The Hamiltonian

The Hamiltonian

Now that we know the Lagrangian \(L\), we can directly calculate the Hamiltonian \(H\) by means of the Legendre transform [1].

\[p = \frac{\partial L}{\partial \dot{q}},\qquad H = p\cdot\dot{q} - L\]

We’ll step through applying these equations, but the Hamiltonian will eventually end up in terms of canonical variables \(q = (x,y,z)\) and \(p = (p_x,p_y,p_z)\) taking the following form.

\[H = \frac{1}{2}\left((p_x + y)^2 + (p_y - x)^2 + p_z^2\right) + \underbrace{\left(-\frac{1}{2}(x^2 + y^2) - \frac{1-\mu}{r_1(x,y,z)} - \frac{\mu}{r_2(x,y,z)} - \frac{1}{2}\mu(1-\mu)\right)}_{\bar{U}(x,y,z)}\]

Legendre Transform

Knowing the Lagrangian allows us to find the canonical coordinates, where the momenta are found from \(p = L_\dot{q}\). Performing the calculations provides the following relationships between the momenta \((p_x, p_y, p_z)\) and rotating coordinates \((x,y,z,\dot{x},\dot{y},\dot{z})\).

\[\begin{split}p_x &= \dot{x} - y \\ p_y &= \dot{y} + x \\ p_z &= \dot{z}\end{split}\]

Proof

Recall the Lagrangian \(L = T-U\),

\[L = \frac{1}{2}\Big((\dot{x} - y)^2 + (\dot{y} + x)^2 + \dot{z}^2\Big) + \frac{1-\mu}{r_1(x,y,z)} + \frac{\mu}{r_2(x,y,z)} + \frac{1}{2}\mu(1-\mu).\]

We need to calculate \(L_\dot{q}\) for each component of \(\dot{q}\). Note that the velocities \(\dot{q} = (\dot{x}, \dot{y}, \dot{z})\) only appear in the kinetic energy, so we know \(L_\dot{q} = T_\dot{q}\), where

\[T = \frac{1}{2}\Big((\dot{x} - y)^2 + (\dot{y} + x)^2 + \dot{z}^2\Big)\]

Carrying out the calculations brings us to the answer.

\[\begin{split}p_x &= \frac{\partial T}{\partial \dot{x}} = \dot{x} - y \\ p_y &= \frac{\partial T}{\partial \dot{y}} = \dot{y} - x \\ p_z &= \frac{\partial T}{\partial \dot{z}} = \dot{z}\end{split}\]

The theory of Hamiltonian systems assumes that these equations are invertible in favor of the velocities. In our present case, this task is trivial as we can simply solve for \((\dot{x},\dot{y},\dot{z})\) by inspection.

● REQUIRED ACTIONS:
1. In the Hamiltonian passage, by what means is the Hamiltonian calculated directly from the Lagrangian?
2. Output as a JSON list of strings the part of the listing that opens with the line containing "title-value: 0.57: [340, 222, 382, 244]" and closes with the line containing "sample-point: [429, 550, 432, 554]", with both of those lines included and one string per line.
The Hamiltonian passage and the listing come from unrelated sources.

● SUPPLIED MATERIAL:
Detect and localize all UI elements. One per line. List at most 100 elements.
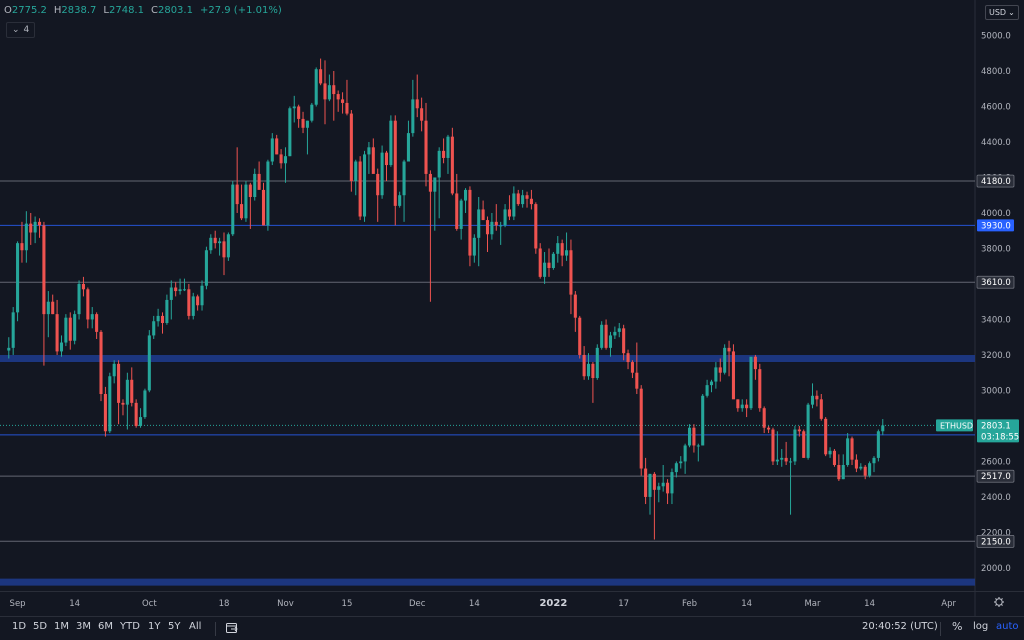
candle-body xyxy=(485,220,490,235)
clock[interactable]: 20:40:52 (UTC) xyxy=(862,621,938,632)
candle-body xyxy=(863,466,867,476)
candle-body xyxy=(819,399,823,419)
level-price-label: 3930.0 xyxy=(981,221,1011,231)
candle-body xyxy=(503,209,507,226)
candle-body xyxy=(789,461,793,463)
candle-body xyxy=(714,367,718,382)
candle-body xyxy=(556,243,560,254)
candle-body xyxy=(433,177,437,192)
candle-body xyxy=(661,482,665,487)
indicator-toggle[interactable]: ⌄ 4 xyxy=(6,22,36,38)
candle-body xyxy=(846,438,850,465)
level-price-tag xyxy=(976,174,1015,188)
gear-tooth xyxy=(995,603,998,606)
candle-body xyxy=(608,335,613,348)
range-button-5d[interactable]: 5D xyxy=(33,621,48,632)
candle-body xyxy=(459,200,463,229)
candle-body xyxy=(182,289,186,291)
candle-body xyxy=(832,450,836,465)
candle-body xyxy=(130,379,134,403)
candle-body xyxy=(718,367,722,373)
range-button-1y[interactable]: 1Y xyxy=(148,621,161,632)
candle-body xyxy=(516,193,520,205)
candle-body xyxy=(701,395,705,446)
level-price-tag xyxy=(976,275,1015,289)
x-tick-label: Sep xyxy=(10,599,26,609)
candle-body xyxy=(139,417,143,426)
candle-body xyxy=(428,173,432,192)
y-tick-label: 2600.0 xyxy=(981,457,1011,467)
candle-body xyxy=(810,395,815,405)
candle-body xyxy=(231,184,235,235)
candle-body xyxy=(336,94,340,100)
candlestick-chart[interactable]: 2000.02200.02400.02600.02800.03000.03200… xyxy=(0,0,1024,616)
candle-body xyxy=(86,289,90,320)
candle-body xyxy=(767,427,771,430)
candle-body xyxy=(753,356,757,370)
y-tick-label: 5000.0 xyxy=(981,31,1011,41)
candle-body xyxy=(73,314,77,341)
level-band xyxy=(0,578,975,586)
calendar-goto-icon[interactable] xyxy=(225,621,239,635)
candle-body xyxy=(600,324,604,348)
candle-body xyxy=(727,347,731,352)
candle-body xyxy=(876,431,880,458)
level-band xyxy=(0,355,975,363)
candle-body xyxy=(270,138,274,162)
range-button-1d[interactable]: 1D xyxy=(12,621,27,632)
candle-body xyxy=(11,312,15,348)
candle-body xyxy=(731,351,735,400)
candle-body xyxy=(499,225,503,227)
high-value: 2838.7 xyxy=(61,5,97,16)
candle-body xyxy=(235,184,239,205)
toolbar-divider xyxy=(215,622,216,636)
y-tick-label: 3200.0 xyxy=(981,351,1011,361)
candle-body xyxy=(450,136,454,194)
range-button-5y[interactable]: 5Y xyxy=(168,621,181,632)
candle-body xyxy=(297,106,301,119)
candle-body xyxy=(411,99,415,134)
candle-body xyxy=(644,468,648,497)
auto-scale-button[interactable]: auto xyxy=(996,621,1019,632)
chart-background xyxy=(0,0,1024,616)
candle-body xyxy=(604,324,608,348)
candle-body xyxy=(468,189,472,256)
candle-body xyxy=(204,250,208,286)
range-button-all[interactable]: All xyxy=(189,621,202,632)
candle-body xyxy=(639,388,643,469)
candle-body xyxy=(55,314,59,352)
candle-body xyxy=(266,161,270,226)
candle-body xyxy=(279,154,283,164)
currency-label: USD xyxy=(989,8,1007,17)
candle-body xyxy=(178,289,182,292)
y-tick-label: 4400.0 xyxy=(981,138,1011,148)
candle-body xyxy=(635,372,639,389)
candle-body xyxy=(95,314,99,332)
range-button-6m[interactable]: 6M xyxy=(98,621,113,632)
range-button-ytd[interactable]: YTD xyxy=(120,621,140,632)
candle-body xyxy=(354,161,358,182)
gear-icon[interactable] xyxy=(994,597,1004,607)
range-button-3m[interactable]: 3M xyxy=(76,621,91,632)
candle-body xyxy=(797,429,801,432)
candle-body xyxy=(77,283,81,315)
candle-body xyxy=(112,363,116,377)
candle-body xyxy=(332,85,336,95)
candle-body xyxy=(709,381,714,386)
candle-body xyxy=(652,473,656,490)
candle-body xyxy=(455,193,459,229)
candle-body xyxy=(464,189,468,201)
range-button-1m[interactable]: 1M xyxy=(54,621,69,632)
currency-select[interactable]: USD ⌄ xyxy=(985,5,1019,20)
candle-body xyxy=(736,399,740,409)
candle-body xyxy=(345,102,349,114)
candle-body xyxy=(793,429,797,462)
candle-body xyxy=(24,223,28,251)
candle-body xyxy=(802,431,806,458)
candle-body xyxy=(543,262,547,277)
change-value: +27.9 (+1.01%) xyxy=(199,5,282,16)
level-price-tag xyxy=(977,219,1014,232)
log-scale-button[interactable]: log xyxy=(973,621,989,632)
percent-scale-button[interactable]: % xyxy=(952,620,963,633)
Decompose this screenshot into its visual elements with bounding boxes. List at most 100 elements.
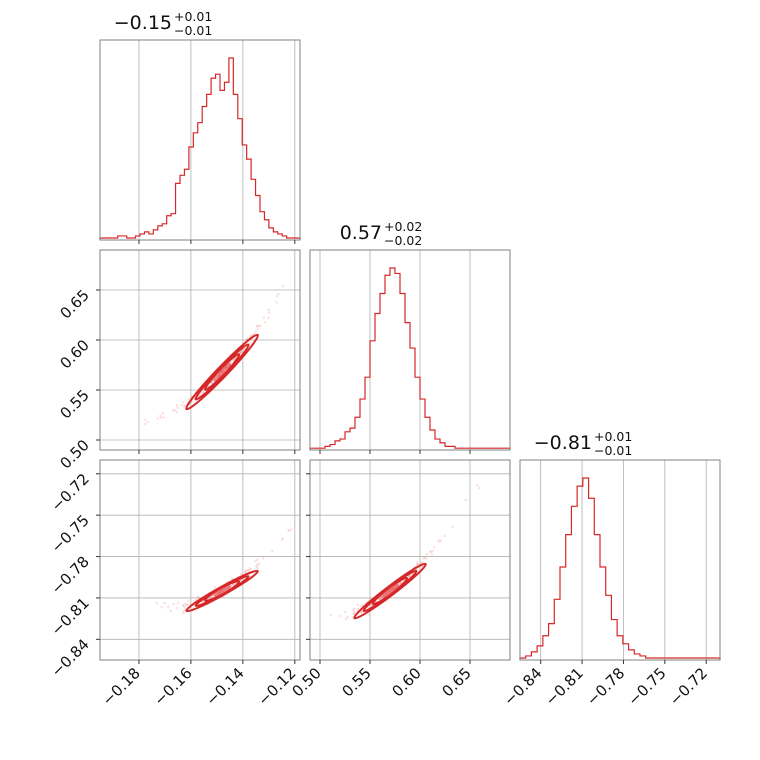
title-value: 0.57: [340, 222, 382, 244]
scatter-panel-0-1: 0.50 0.55 0.60 0.65: [56, 249, 301, 472]
sample-point: [353, 611, 356, 614]
sample-point: [339, 614, 342, 618]
density-contour: [213, 362, 231, 382]
x-tick-label: −0.72: [666, 664, 711, 709]
x-tick-label: −0.18: [99, 664, 144, 709]
x-tick-label: −0.16: [151, 664, 196, 709]
sample-point: [428, 550, 432, 553]
sample-point: [196, 595, 200, 599]
histogram-panel-2: −0.81 +0.01−0.01: [519, 429, 721, 664]
sample-point: [464, 499, 467, 502]
sample-point: [288, 529, 291, 532]
sample-point: [232, 358, 236, 361]
sample-point: [353, 610, 356, 613]
sample-point: [275, 295, 279, 298]
sample-point: [259, 324, 262, 328]
sample-point: [443, 534, 447, 538]
sample-point: [239, 350, 242, 354]
sample-point: [249, 334, 252, 338]
sample-point: [163, 601, 166, 605]
sample-point: [171, 409, 175, 412]
sample-point: [398, 583, 401, 587]
sample-point: [183, 404, 187, 407]
sample-point: [439, 539, 442, 543]
sample-point: [281, 537, 285, 540]
sample-point: [438, 539, 441, 542]
sample-point: [256, 328, 260, 331]
sample-point: [252, 332, 256, 336]
density-contour: [185, 333, 259, 411]
title-lower-error: −0.01: [594, 443, 632, 458]
sample-point: [197, 596, 200, 599]
density-contour: [381, 584, 399, 598]
sample-point: [248, 341, 252, 345]
sample-point: [250, 338, 253, 342]
sample-point: [244, 569, 248, 573]
sample-point: [267, 308, 270, 312]
sample-point: [344, 611, 347, 614]
sample-point: [143, 418, 147, 421]
density-contour: [185, 569, 259, 613]
sample-point: [282, 285, 285, 288]
y-tick-label: −0.84: [48, 635, 93, 680]
sample-point: [239, 572, 243, 576]
sample-point: [263, 321, 267, 324]
sample-point: [353, 607, 356, 610]
sample-point: [160, 606, 163, 609]
y-tick-label: −0.75: [48, 511, 93, 556]
panel-frame: [519, 459, 721, 661]
sample-point: [351, 608, 355, 612]
sample-point: [290, 528, 293, 531]
sample-point: [194, 598, 198, 601]
sample-point: [256, 325, 259, 329]
sample-point: [261, 557, 265, 560]
sample-point: [210, 595, 213, 599]
sample-point: [256, 565, 259, 568]
sample-point: [378, 597, 381, 601]
sample-point: [172, 602, 175, 606]
sample-point: [248, 567, 251, 570]
sample-point: [240, 350, 243, 354]
sample-point: [262, 316, 265, 320]
sample-point: [167, 605, 170, 609]
sample-point: [162, 416, 165, 419]
sample-point: [429, 550, 432, 554]
sample-point: [187, 397, 191, 401]
sample-point: [416, 562, 419, 566]
sample-point: [425, 557, 428, 560]
sample-point: [213, 585, 216, 589]
sample-point: [247, 569, 251, 572]
sample-point: [257, 324, 261, 327]
sample-point: [432, 545, 436, 549]
panel-frame: [309, 249, 511, 451]
sample-point: [244, 569, 247, 572]
panel-frame: [99, 249, 301, 451]
sample-point: [181, 604, 184, 607]
sample-point: [246, 568, 249, 572]
x-tick-label: 0.50: [288, 664, 324, 700]
title-lower-error: −0.01: [174, 23, 212, 38]
x-tick-label: 0.55: [338, 664, 374, 700]
sample-point: [239, 351, 242, 354]
sample-point: [201, 390, 204, 394]
sample-point: [156, 417, 160, 420]
sample-point: [431, 549, 435, 553]
sample-point: [181, 401, 185, 404]
sample-point: [175, 410, 178, 414]
sample-point: [416, 561, 419, 564]
sample-point: [182, 612, 185, 615]
sample-point: [421, 561, 424, 564]
x-tick-label: −0.78: [583, 664, 628, 709]
sample-point: [344, 617, 348, 620]
sample-point: [275, 301, 278, 304]
histogram-step-line: [519, 477, 721, 660]
sample-point: [352, 612, 355, 615]
sample-point: [239, 351, 243, 354]
y-tick-label: −0.72: [48, 470, 93, 515]
panel-frame: [309, 459, 511, 661]
sample-point: [182, 604, 186, 607]
sample-point: [280, 538, 284, 541]
sample-point: [357, 607, 360, 610]
title-upper-error: +0.01: [174, 9, 212, 24]
sample-point: [231, 359, 234, 362]
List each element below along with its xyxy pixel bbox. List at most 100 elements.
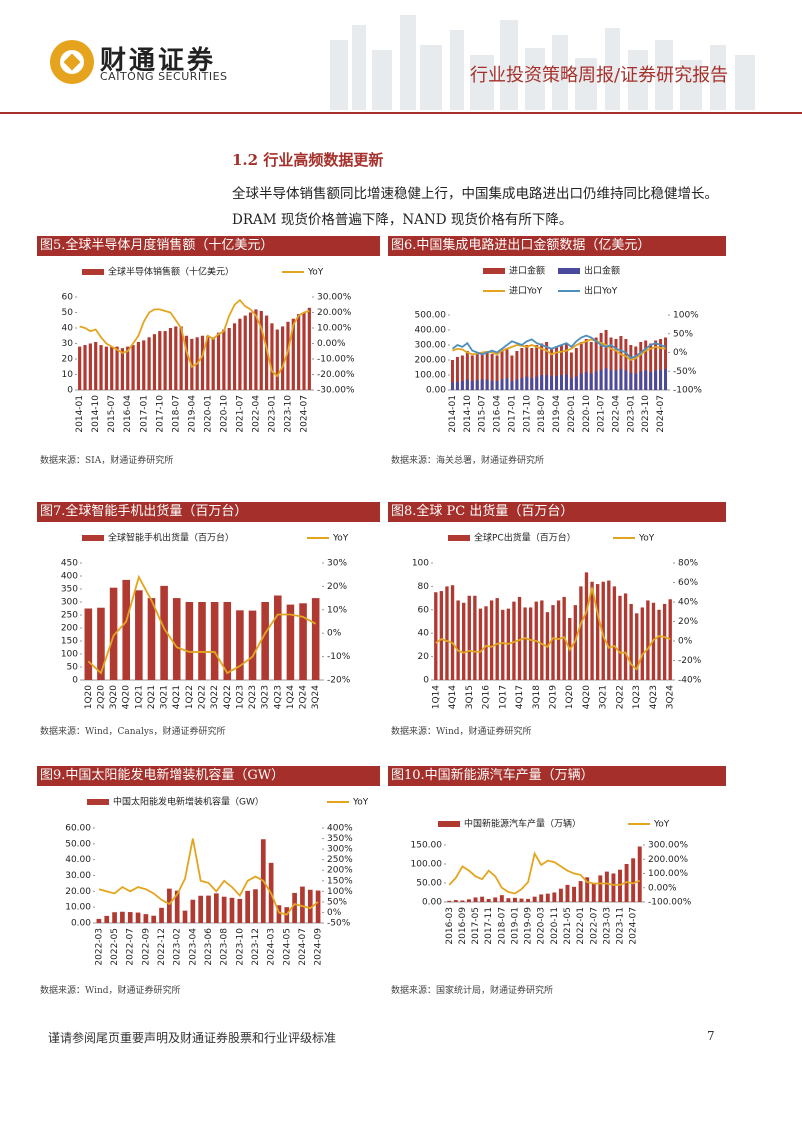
bar bbox=[654, 370, 658, 390]
bar bbox=[572, 886, 577, 902]
y-tick-label: 20 bbox=[62, 355, 74, 365]
bar bbox=[243, 315, 247, 390]
bar bbox=[248, 610, 257, 680]
x-tick-label: 2020-10 bbox=[582, 395, 592, 433]
y-tick-label: 100 bbox=[61, 650, 78, 660]
y2-tick-label: 80% bbox=[678, 559, 698, 569]
x-tick-label: 2018-07 bbox=[171, 395, 181, 433]
bar bbox=[450, 360, 454, 390]
legend-label: 全球PC出货量（百万台） bbox=[474, 532, 576, 544]
y-tick-label: 0 bbox=[67, 386, 73, 396]
x-tick-label: 2015-07 bbox=[478, 395, 488, 433]
bar bbox=[460, 900, 465, 902]
legend-swatch bbox=[483, 268, 505, 274]
bar bbox=[475, 354, 479, 390]
y-tick-label: 100.00 bbox=[415, 371, 447, 381]
bar bbox=[540, 343, 544, 390]
y2-tick-label: 100% bbox=[327, 887, 353, 897]
bar bbox=[594, 337, 598, 390]
bar bbox=[467, 595, 471, 680]
bar bbox=[206, 335, 210, 390]
bar bbox=[564, 374, 568, 390]
figure-title: 图6.中国集成电路进出口金额数据（亿美元） bbox=[388, 236, 726, 256]
bar bbox=[473, 897, 478, 902]
x-tick-label: 3Q24 bbox=[666, 685, 676, 710]
x-tick-label: 2017-05 bbox=[471, 907, 481, 945]
bar bbox=[505, 348, 509, 390]
x-tick-label: 2021-07 bbox=[597, 395, 607, 433]
bar bbox=[485, 379, 489, 390]
bar bbox=[261, 602, 269, 680]
bar bbox=[275, 329, 279, 390]
bar bbox=[609, 337, 613, 390]
y2-tick-label: 0% bbox=[327, 908, 342, 918]
bar bbox=[584, 372, 588, 390]
logo-en: CAITONG SECURITIES bbox=[100, 70, 228, 83]
y-tick-label: 450 bbox=[61, 559, 78, 569]
bar bbox=[604, 368, 608, 390]
bar bbox=[574, 376, 578, 390]
x-tick-label: 2017-11 bbox=[484, 907, 494, 945]
y2-tick-label: 350% bbox=[327, 834, 353, 844]
chart: 0 10 20 30 40 50 60 -30.00% -20.00% -10.00% 0.00% 1… bbox=[62, 266, 355, 433]
y-tick-label: 100.00 bbox=[411, 860, 443, 870]
bar bbox=[179, 326, 183, 390]
bar bbox=[612, 586, 617, 680]
bar bbox=[559, 375, 563, 390]
bar bbox=[213, 893, 219, 923]
bar bbox=[478, 608, 483, 680]
x-tick-label: 3Q15 bbox=[465, 685, 475, 709]
bar bbox=[450, 585, 455, 680]
x-tick-label: 2022-04 bbox=[251, 395, 261, 433]
bar bbox=[654, 340, 658, 390]
y-tick-label: 0.00 bbox=[426, 386, 446, 396]
bar bbox=[644, 370, 648, 390]
bar bbox=[624, 339, 628, 390]
bar bbox=[556, 600, 561, 680]
bar bbox=[302, 312, 306, 390]
bar bbox=[499, 895, 504, 902]
bar bbox=[668, 599, 672, 680]
x-tick-label: 2023-01 bbox=[626, 395, 636, 433]
yoy-line bbox=[79, 298, 310, 378]
bar bbox=[495, 381, 499, 390]
bar bbox=[475, 380, 479, 390]
bar bbox=[147, 337, 151, 390]
y2-tick-label: 10% bbox=[327, 605, 347, 615]
bar bbox=[88, 343, 92, 390]
y-tick-label: 20.00 bbox=[65, 887, 91, 897]
y2-tick-label: 250% bbox=[327, 855, 353, 865]
bar bbox=[286, 604, 295, 680]
x-tick-label: 2019-04 bbox=[552, 395, 562, 433]
header-art bbox=[0, 15, 802, 114]
section-title: 1.2 行业高频数据更新 bbox=[232, 151, 384, 169]
bar bbox=[500, 351, 504, 390]
bar bbox=[473, 595, 477, 680]
bar bbox=[584, 339, 588, 390]
x-tick-label: 2020-01 bbox=[567, 395, 577, 433]
bar bbox=[611, 873, 616, 902]
y2-tick-label: 50% bbox=[327, 897, 347, 907]
bar bbox=[530, 348, 534, 390]
x-tick-label: 4Q20 bbox=[582, 685, 592, 710]
y2-tick-label: 20% bbox=[327, 582, 347, 592]
bar bbox=[115, 346, 119, 390]
x-tick-label: 2019-01 bbox=[510, 907, 520, 945]
bar bbox=[579, 373, 583, 390]
x-tick-label: 2018-07 bbox=[537, 395, 547, 433]
bar bbox=[142, 340, 146, 390]
bar bbox=[639, 371, 643, 390]
y-tick-label: 0.00 bbox=[71, 919, 91, 929]
bar bbox=[447, 900, 452, 902]
bar bbox=[614, 339, 618, 390]
bar bbox=[307, 889, 313, 923]
x-tick-label: 2021-05 bbox=[563, 907, 573, 945]
bar bbox=[604, 871, 609, 902]
bar bbox=[629, 372, 633, 390]
bar bbox=[639, 342, 643, 390]
bar bbox=[515, 379, 519, 390]
bar bbox=[512, 601, 516, 680]
x-tick-label: 2023-12 bbox=[251, 928, 261, 966]
bar bbox=[470, 355, 474, 390]
y-tick-label: 400 bbox=[61, 572, 78, 582]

● ANSWERS BY TASK:
1. By means of the Legendre transform.

2.
[
  "title-value: 0.57: [340, 222, 382, 244]",
  "scatter-panel-0-1: 0.50 0.55 0.60 0.65: [56, 249, 301, 472]",
  "sample-point: [353, 611, 356, 614]",
  "sample-point: [339, 614, 342, 618]",
  "density-contour: [213, 362, 231, 382]",
  "x-tick-label: −0.72: [666, 664, 711, 709]",
  "x-tick-label: −0.18: [99, 664, 144, 709]",
  "x-tick-label: −0.16: [151, 664, 196, 709]",
  "sample-point: [428, 550, 432, 553]",
  "sample-point: [196, 595, 200, 599]",
  "histogram-panel-2: −0.81 +0.01−0.01: [519, 429, 721, 664]",
  "sample-point: [464, 499, 467, 502]",
  "sample-point: [288, 529, 291, 532]",
  "sample-point: [232, 358, 236, 361]",
  "sample-point: [353, 610, 356, 613]",
  "sample-point: [275, 295, 279, 298]",
  "sample-point: [259, 324, 262, 328]",
  "sample-point: [443, 534, 447, 538]",
  "sample-point: [239, 350, 242, 354]",
  "sample-point: [249, 334, 252, 338]",
  "sample-point: [163, 601, 166, 605]",
  "sample-point: [171, 409, 175, 412]",
  "sample-point: [398, 583, 401, 587]",
  "sample-point: [183, 404, 187, 407]",
  "sample-point: [439, 539, 442, 543]",
  "sample-point: [281, 537, 285, 540]",
  "sample-point: [438, 539, 441, 542]",
  "sample-point: [256, 328, 260, 331]",
  "sample-point: [252, 332, 256, 336]",
  "density-contour: [185, 333, 259, 411]",
  "title-lower-error: −0.01: [594, 443, 632, 458]",
  "sample-point: [197, 596, 200, 599]",
  "density-contour: [381, 584, 399, 598]",
  "sample-point: [248, 341, 252, 345]",
  "sample-point: [250, 338, 253, 342]",
  "sample-point: [244, 569, 248, 573]",
  "sample-point: [267, 308, 270, 312]",
  "sample-point: [344, 611, 347, 614]",
  "sample-point: [143, 418, 147, 421]",
  "density-contour: [185, 569, 259, 613]",
  "sample-point: [282, 285, 285, 288]",
  "y-tick-label: −0.84: [48, 635, 93, 680]",
  "sample-point: [239, 572, 243, 576]",
  "sample-point: [263, 321, 267, 324]",
  "sample-point: [353, 607, 356, 610]",
  "sample-point: [160, 606, 163, 609]",
  "y-tick-label: −0.75: [48, 511, 93, 556]",
  "panel-frame: [519, 459, 721, 661]",
  "sample-point: [351, 608, 355, 612]",
  "sample-point: [290, 528, 293, 531]",
  "sample-point: [194, 598, 198, 601]",
  "sample-point: [256, 325, 259, 329]",
  "sample-point: [261, 557, 265, 560]",
  "sample-point: [210, 595, 213, 599]",
  "sample-point: [256, 565, 259, 568]",
  "sample-point: [378, 597, 381, 601]",
  "sample-point: [172, 602, 175, 606]",
  "sample-point: [248, 567, 251, 570]",
  "sample-point: [240, 350, 243, 354]",
  "sample-point: [262, 316, 265, 320]",
  "sample-point: [167, 605, 170, 609]",
  "sample-point: [162, 416, 165, 419]",
  "sample-point: [429, 550, 432, 554]"
]